PAGE EXTRACT -
|---|

Successful completion of:

• DSCI-6001: Mathematics for Data Scientists
• DSCI-6002: Data Exploration, Feature Engineering, and Statistics for Data Scientists
• DSCI-6003: Machine Learning

• Fundamentals of Deep Learning
• Deep Learning

• CS231n: Convolutional Neural Networks for Visual Recognition
• fast.ai
• Udacity's Deep Learning

• Awesome Deep Learning

This course is an "active" learning environment. You'll learn through doing. The focus will be on explaining concepts in your words and applying concepts through programming.

Before class you will complete preparation materials (e.g., watch videos and read book chapters / blogs). All preparation materials should be covered prior to the start of each class session. They are always required unless explicitly labeled as optional. These materials will be the source of factual knowledge. You are expected to be familiar with the basic concepts and technical jargon before the start of class.

In-class time is precious - We'll reserve it for discussion, presenting complex material, answering questions, and working on exercises.

Typical class structure:

1. On Your Own (OYO) activity
2. RAT (Readiness Assessment Test)
3. Lecture
4. Lab

OYO activity is a creative activity to help you to integrate and apply the the preparation materials.

The Readiness Assessment Tests (RATs) are intended to test your understanding of the materials presented thus far in the course. This includes material from previous classes. There are 3 parts: individual, small-group, and class.

1. Each student will answer all the questions on the RAT individually.
2. Then the class will split into teams of 3-4. Each team will answer the same questions again, the goal is to reach consensus. This is an opportunity for peer-to-peer instruction which is often more effective than lectures!
3. Finally, the answers to the questions will be gone over by the class, hopefully resolving any misunderstandings before proceeding.

The RATs are meant to assess the first three levels of Bloom's Taxonomy: knowledge, comprehension, and analysis. The lab work is meant to develop the latter three levels: analysis, synthesis, and evaluation. Students will separate into two (or threes) for "pair programming". These exercises may involve a series of short questions, single day projects, or multi-day projects.

The expected grade is B+. Getting an A- or above requires completion of the Mastery Tracker, high level participation, and a stellar final project.

|---|

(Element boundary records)
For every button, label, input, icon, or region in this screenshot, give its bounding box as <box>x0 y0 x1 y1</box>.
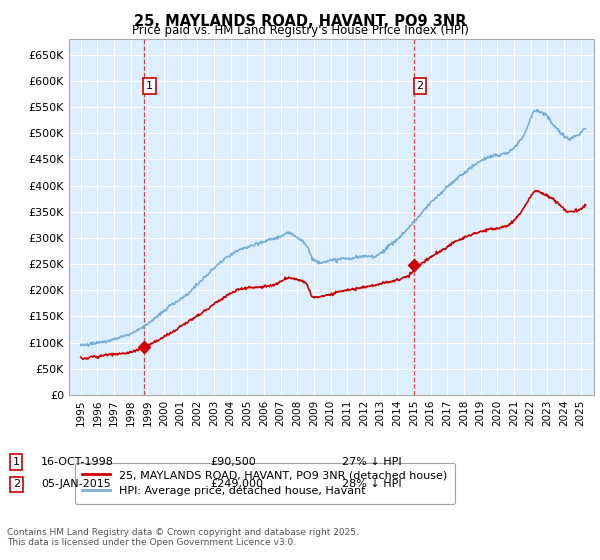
Text: Price paid vs. HM Land Registry's House Price Index (HPI): Price paid vs. HM Land Registry's House … <box>131 24 469 36</box>
Text: 2: 2 <box>13 479 20 489</box>
Text: £90,500: £90,500 <box>210 457 256 467</box>
Text: 16-OCT-1998: 16-OCT-1998 <box>41 457 113 467</box>
Legend: 25, MAYLANDS ROAD, HAVANT, PO9 3NR (detached house), HPI: Average price, detache: 25, MAYLANDS ROAD, HAVANT, PO9 3NR (deta… <box>74 463 455 503</box>
Text: 05-JAN-2015: 05-JAN-2015 <box>41 479 110 489</box>
Text: 1: 1 <box>146 81 153 91</box>
Text: 2: 2 <box>416 81 424 91</box>
Text: 28% ↓ HPI: 28% ↓ HPI <box>342 479 401 489</box>
Text: 27% ↓ HPI: 27% ↓ HPI <box>342 457 401 467</box>
Text: £249,000: £249,000 <box>210 479 263 489</box>
Text: Contains HM Land Registry data © Crown copyright and database right 2025.
This d: Contains HM Land Registry data © Crown c… <box>7 528 359 547</box>
Text: 1: 1 <box>13 457 20 467</box>
Text: 25, MAYLANDS ROAD, HAVANT, PO9 3NR: 25, MAYLANDS ROAD, HAVANT, PO9 3NR <box>134 14 466 29</box>
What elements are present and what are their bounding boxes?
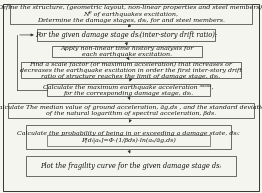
FancyBboxPatch shape [21, 62, 241, 78]
FancyBboxPatch shape [47, 84, 210, 96]
Text: Calculate The median value of ground acceleration, āg,ds , and the standard devi: Calculate The median value of ground acc… [0, 105, 262, 116]
Text: Apply non-linear time history analysis for
each earthquake excitation.: Apply non-linear time history analysis f… [61, 46, 194, 57]
FancyBboxPatch shape [26, 156, 236, 176]
Text: Calculate the maximum earthquake acceleration ᵃᵃᵃᵃᵃ,
for the corresponding damag: Calculate the maximum earthquake acceler… [43, 85, 214, 96]
FancyBboxPatch shape [52, 46, 202, 57]
FancyBboxPatch shape [37, 29, 215, 41]
Text: Define the structure, (geometric layout, non-linear properties and steel members: Define the structure, (geometric layout,… [0, 4, 262, 24]
FancyBboxPatch shape [26, 125, 231, 149]
FancyBboxPatch shape [47, 135, 210, 146]
Text: For the given damage stage dsᵢ(inter-story drift ratio):: For the given damage stage dsᵢ(inter-sto… [35, 31, 217, 39]
Text: Find a scale factor (or maximum acceleration) that increases or
decreases the ea: Find a scale factor (or maximum accelera… [20, 61, 242, 79]
FancyBboxPatch shape [10, 4, 252, 24]
Text: Plot the fragility curve for the given damage stage dsᵢ: Plot the fragility curve for the given d… [41, 162, 221, 170]
Text: Calculate the probability of being in or exceeding a damage state, dsᵢ:
P[dᵢ|aₛ]: Calculate the probability of being in or… [17, 131, 240, 143]
FancyBboxPatch shape [8, 103, 254, 118]
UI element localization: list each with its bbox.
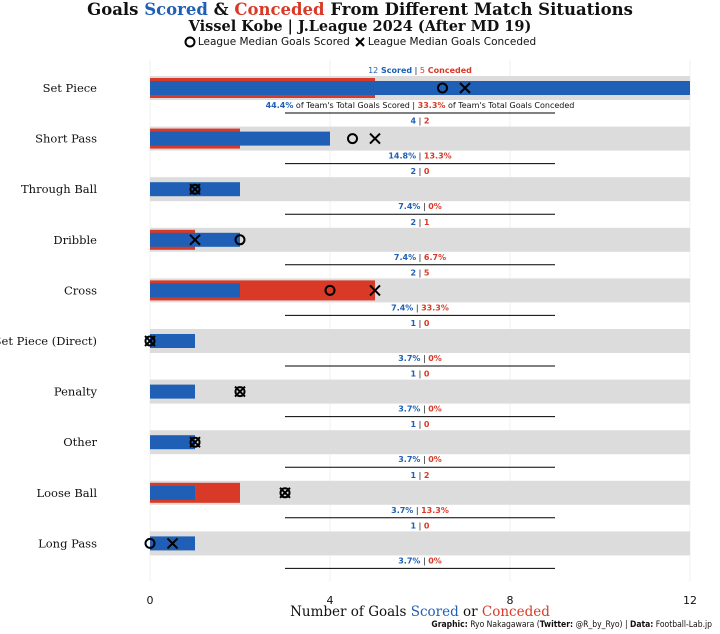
title-conceded-word: Conceded: [234, 0, 325, 19]
chart-title: Goals Scored & Conceded From Different M…: [87, 0, 633, 19]
pct-label: 3.7% | 0%: [398, 455, 442, 464]
pct-label: 7.4% | 33.3%: [391, 303, 449, 312]
pct-label: 3.7% | 0%: [398, 354, 442, 363]
x-tick-label: 0: [147, 594, 154, 607]
pct-label: 44.4% of Team's Total Goals Scored | 33.…: [266, 101, 575, 110]
row-band: [150, 430, 690, 455]
scored-bar: [150, 283, 240, 298]
pct-label: 7.4% | 0%: [398, 202, 442, 211]
median-scored-marker: [189, 183, 201, 195]
median-conceded-marker: [369, 132, 381, 145]
category-label: Penalty: [54, 385, 98, 399]
legend-median-scored-label: League Median Goals Scored: [197, 36, 350, 48]
category-label: Set Piece: [43, 81, 98, 95]
category-row: Other 1 | 0 3.7% | 0%: [63, 420, 690, 468]
pct-label: 3.7% | 0%: [398, 405, 442, 414]
legend-median-conceded-label: League Median Goals Conceded: [367, 36, 537, 48]
median-scored-marker: [347, 133, 358, 145]
chart-subtitle: Vissel Kobe | J.League 2024 (After MD 19…: [188, 18, 532, 35]
category-row: Short Pass 4 | 2 14.8% | 13.3%: [35, 117, 690, 165]
median-conceded-marker: [189, 436, 201, 448]
scored-bar: [150, 435, 195, 450]
category-label: Other: [63, 435, 97, 449]
category-label: Dribble: [53, 233, 97, 247]
count-label: 2 | 5: [411, 268, 430, 277]
count-label: 1 | 0: [411, 370, 430, 379]
category-label: Cross: [64, 283, 97, 297]
pct-label: 14.8% | 13.3%: [388, 152, 451, 161]
count-label: 2 | 1: [411, 218, 430, 227]
median-conceded-marker: [459, 82, 471, 94]
category-row: Set Piece 12 Scored | 5 Conceded 44.4% of …: [43, 66, 690, 114]
legend: League Median Goals Scored League Median…: [0, 36, 720, 48]
median-conceded-marker: [369, 284, 381, 297]
category-row: Penalty 1 | 0 3.7% | 0%: [54, 370, 690, 418]
pct-label: 3.7% | 0%: [398, 556, 442, 565]
count-label: 12 Scored | 5 Conceded: [368, 66, 472, 75]
median-scored-marker: [144, 335, 156, 347]
median-scored-marker: [324, 284, 336, 296]
median-conceded-marker: [189, 183, 201, 195]
median-conceded-marker: [189, 234, 201, 246]
cross-icon: [355, 37, 365, 47]
x-axis-label: Number of Goals Scored or Conceded: [290, 604, 550, 620]
median-scored-marker: [437, 82, 448, 94]
circle-icon: [184, 36, 196, 48]
legend-median-scored: League Median Goals Scored: [184, 36, 350, 48]
title-scored-word: Scored: [144, 0, 208, 19]
count-label: 1 | 0: [411, 521, 430, 530]
x-tick-label: 4: [327, 594, 334, 607]
scored-bar: [150, 384, 195, 399]
count-label: 1 | 0: [411, 420, 430, 429]
count-label: 1 | 2: [411, 471, 430, 480]
median-scored-marker: [279, 487, 291, 499]
median-scored-marker: [144, 537, 156, 549]
median-scored-marker: [234, 386, 246, 398]
x-tick-label: 8: [507, 594, 514, 607]
count-label: 2 | 0: [411, 167, 430, 176]
median-scored-marker: [234, 234, 246, 246]
count-label: 4 | 2: [411, 117, 430, 126]
caption: Graphic: Ryo Nakagawara (Twitter: @R_by_…: [431, 620, 712, 630]
category-label: Set Piece (Direct): [0, 334, 97, 348]
scored-bar: [150, 485, 195, 500]
category-label: Long Pass: [38, 536, 97, 550]
row-band: [150, 379, 690, 404]
pct-label: 7.4% | 6.7%: [394, 253, 446, 262]
median-conceded-marker: [234, 385, 246, 398]
row-band: [150, 329, 690, 353]
category-label: Loose Ball: [36, 486, 97, 500]
scored-bar: [150, 334, 195, 348]
pct-label: 3.7% | 13.3%: [391, 506, 449, 515]
median-conceded-marker: [279, 487, 291, 499]
median-scored-marker: [189, 436, 201, 448]
scored-bar: [150, 131, 330, 146]
category-row: Long Pass 1 | 0 3.7% | 0%: [38, 521, 690, 569]
median-conceded-marker: [166, 537, 179, 550]
category-row: Through Ball 2 | 0 7.4% | 0%: [21, 167, 690, 215]
median-conceded-marker: [144, 335, 156, 347]
category-row: Cross 2 | 5 7.4% | 33.3%: [64, 268, 690, 316]
category-label: Through Ball: [21, 182, 97, 196]
scored-bar: [150, 81, 690, 95]
category-row: Loose Ball 1 | 2 3.7% | 13.3%: [36, 471, 690, 519]
legend-median-conceded: League Median Goals Conceded: [354, 36, 536, 48]
category-row: Set Piece (Direct) 1 | 0 3.7% | 0%: [0, 319, 690, 367]
category-label: Short Pass: [35, 132, 97, 146]
count-label: 1 | 0: [411, 319, 430, 328]
x-tick-label: 12: [683, 594, 697, 607]
category-row: Dribble 2 | 1 7.4% | 6.7%: [53, 218, 690, 266]
row-band: [150, 531, 690, 556]
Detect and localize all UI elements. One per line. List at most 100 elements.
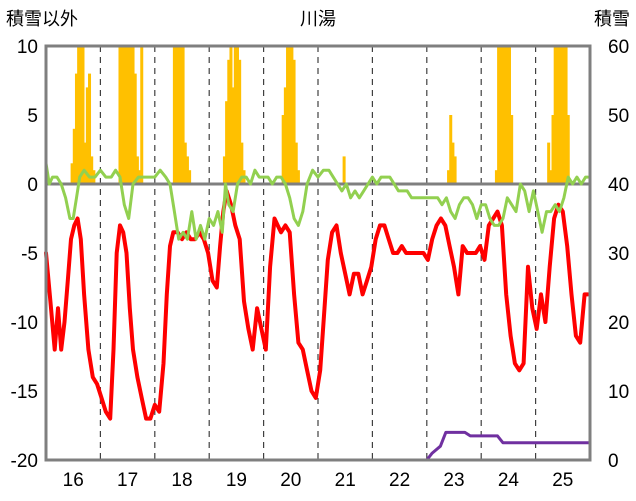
x-tick-label: 16 — [63, 470, 84, 491]
bar — [88, 73, 92, 184]
left-tick-label: -15 — [11, 382, 38, 403]
bar — [131, 46, 135, 184]
bar — [179, 46, 183, 184]
right-axis-ticks: 60 50 40 30 20 10 0 — [608, 37, 629, 472]
bar — [175, 46, 179, 184]
left-tick-label: -20 — [11, 451, 38, 472]
bar — [494, 170, 498, 184]
bar — [510, 115, 514, 184]
bar — [222, 156, 226, 184]
bar — [127, 46, 131, 184]
bar — [283, 87, 287, 184]
bar — [286, 46, 290, 184]
bar — [451, 142, 455, 184]
bar — [177, 46, 181, 184]
right-tick-label: 30 — [608, 244, 629, 265]
bar — [229, 46, 233, 184]
bar — [453, 156, 457, 184]
bar — [90, 156, 94, 184]
bar — [290, 46, 294, 184]
right-tick-label: 10 — [608, 382, 629, 403]
x-tick-label: 23 — [443, 470, 464, 491]
bar — [118, 46, 122, 184]
bar — [555, 46, 559, 184]
x-tick-label: 17 — [117, 470, 138, 491]
series-line-3 — [44, 430, 592, 462]
bar — [503, 46, 507, 184]
x-tick-label: 25 — [552, 470, 573, 491]
right-tick-label: 50 — [608, 106, 629, 127]
bar — [292, 59, 296, 184]
bar — [81, 46, 85, 184]
chart-title: 川湯 — [300, 9, 336, 30]
bar — [79, 46, 83, 184]
bar — [125, 46, 129, 184]
x-axis-ticks: 16 17 18 19 20 21 22 23 24 25 — [63, 470, 574, 491]
bar — [505, 46, 509, 184]
left-tick-label: -5 — [21, 244, 38, 265]
x-tick-label: 20 — [280, 470, 301, 491]
right-tick-label: 40 — [608, 175, 629, 196]
bar — [231, 87, 235, 184]
bar — [70, 163, 74, 184]
bar — [447, 170, 451, 184]
bar-layer — [70, 46, 570, 184]
left-axis-label: 積雪以外 — [6, 9, 78, 30]
bar — [188, 170, 192, 184]
plot-frame — [44, 44, 592, 462]
bar — [501, 46, 505, 184]
bar — [558, 46, 562, 184]
x-tick-label: 19 — [226, 470, 247, 491]
left-axis-ticks: 10 5 0 -5 -10 -15 -20 — [11, 37, 38, 472]
bar — [120, 46, 124, 184]
bar — [83, 142, 87, 184]
x-tick-label: 21 — [335, 470, 356, 491]
bar — [227, 59, 231, 184]
bar — [72, 128, 76, 184]
bar — [566, 115, 570, 184]
bar — [135, 156, 139, 184]
bar — [240, 142, 244, 184]
bar — [140, 46, 144, 184]
bar — [129, 46, 133, 184]
bar — [560, 46, 564, 184]
bar — [238, 59, 242, 184]
left-tick-label: 5 — [27, 106, 38, 127]
left-tick-label: 10 — [17, 37, 38, 58]
bar — [551, 115, 555, 184]
series-line-2 — [44, 161, 590, 241]
bar — [288, 46, 292, 184]
bar — [507, 46, 511, 184]
bar — [185, 156, 189, 184]
series-line-1 — [44, 188, 590, 421]
bar — [122, 46, 126, 184]
bar — [564, 46, 568, 184]
bar — [499, 46, 503, 184]
bar — [553, 46, 557, 184]
left-tick-label: 0 — [27, 175, 38, 196]
bar — [342, 156, 346, 184]
bar — [449, 115, 453, 184]
x-tick-label: 22 — [389, 470, 410, 491]
right-tick-label: 0 — [608, 451, 619, 472]
bar — [133, 73, 137, 184]
bar — [497, 46, 501, 184]
bar — [294, 142, 298, 184]
bar — [233, 46, 237, 184]
bar — [74, 73, 78, 184]
bar — [296, 170, 300, 184]
right-tick-label: 20 — [608, 313, 629, 334]
series-layer — [44, 161, 592, 462]
bar — [549, 170, 553, 184]
bar — [85, 87, 89, 184]
bar — [77, 46, 81, 184]
bar — [547, 142, 551, 184]
right-axis-label: 積雪 — [594, 9, 630, 30]
bar — [172, 46, 176, 184]
x-tick-label: 24 — [498, 470, 520, 491]
bar — [183, 142, 187, 184]
x-tick-label: 18 — [171, 470, 192, 491]
bar — [225, 101, 229, 184]
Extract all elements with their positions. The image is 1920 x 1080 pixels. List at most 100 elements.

|---|

GIVEN INSTRUCTION A - Pull out each line of the entries that contains the string "scale".
GIVEN INSTRUCTION B - Resume the course syllabus above, starting right after its final sentence.

TASK RESULT A -
Text: Find a scale factor (or maximum acceleration) that increases or
decreases the ea: Find a scale factor (or maximum accelera… [20, 61, 242, 79]

TASK RESULT B -
Mastery Tracking is a tool to provide feedback student learning. Standards are the core-competencies of MSDS graduates - the knowledge, skills, and habits every student should possess by time they graduate. Standards are measurable, student-focused outcomes that state what students are expected to be able to do by the end of the course. Students who are below ‘mastery’ on a standard are expected to continue practicing said standard (with the instructor's guidance) until they reach mastery. What matters is that students eventually learn the material, not how many attempts it takes to get there. The Instructor and Data Scientist in Residence are available to offer feedback and help guide everyone on their mastery journey.

Mastery Tracking uses a 4-point scale. Every student is expected to achieve 3 or above (Mastery) across all Standards by the end of the course. 1s and 2s indicate areas where students need further practice and/or interventions to reach mastery.

4 pt Scale:

0 = Has not been covered
1 = Falling far below mastery - Meeting none of the success criteria or has egregious errors
2 = Approaching mastery - Meeting some of the success criteria
3 = Mastery - Meeting all of the success criteria
4 = Exceeding mastery - Truly exceeding expectations and demonstrating proficiency at a higher level of rigor

We will be using Galvanize's Learning Management System (LMS) which can be found at learn.galvanize.com.

You must also show up prepared. Each person is important to the dynamic of the class, and therefore students are required to participate in class activities. Expect to be "cold called". I call on students at random, not to put you on the spot but, to keep you engaged in the material at all times.

Attendance is mandatory. It is the responsibility of each student to attend all classes. If you have to miss class, due to any circumstances, please notify Brian by Slack ASAP. Supporting documents (e.g., doctor’s notes) should accompany absences due to sickness. Each excused absences beyond 2 or each unexcused absences will result in lowering your overall course grade by ⅓ of a letter grade (A->A-, A->B+, …). It is at the instructor’s discretion to deny any absences or to allow students to make-up course work resulting from any absences.

Details will be covered in a future class (mostly likely tomorrow).

1. Neural Network Fundamentals
   1. Welcome
   2. Fundamentals
   3. Backpropagation I
   4. Backpropagation II
2. Neural Network Training
   1. Keras
   2. Training Neural Networks I
   3. Images and Convolution
   4. Convolutional Neural Networks (CNNs)
3. Image Classification
   1. Image Classification I
   2. Optimization I
   3. Image Classification II
   4. Review / Project Check-in
4. Sequence Learning (aka, Natural Language Processing)
   1. Recurrent Neural Networks (RNNs)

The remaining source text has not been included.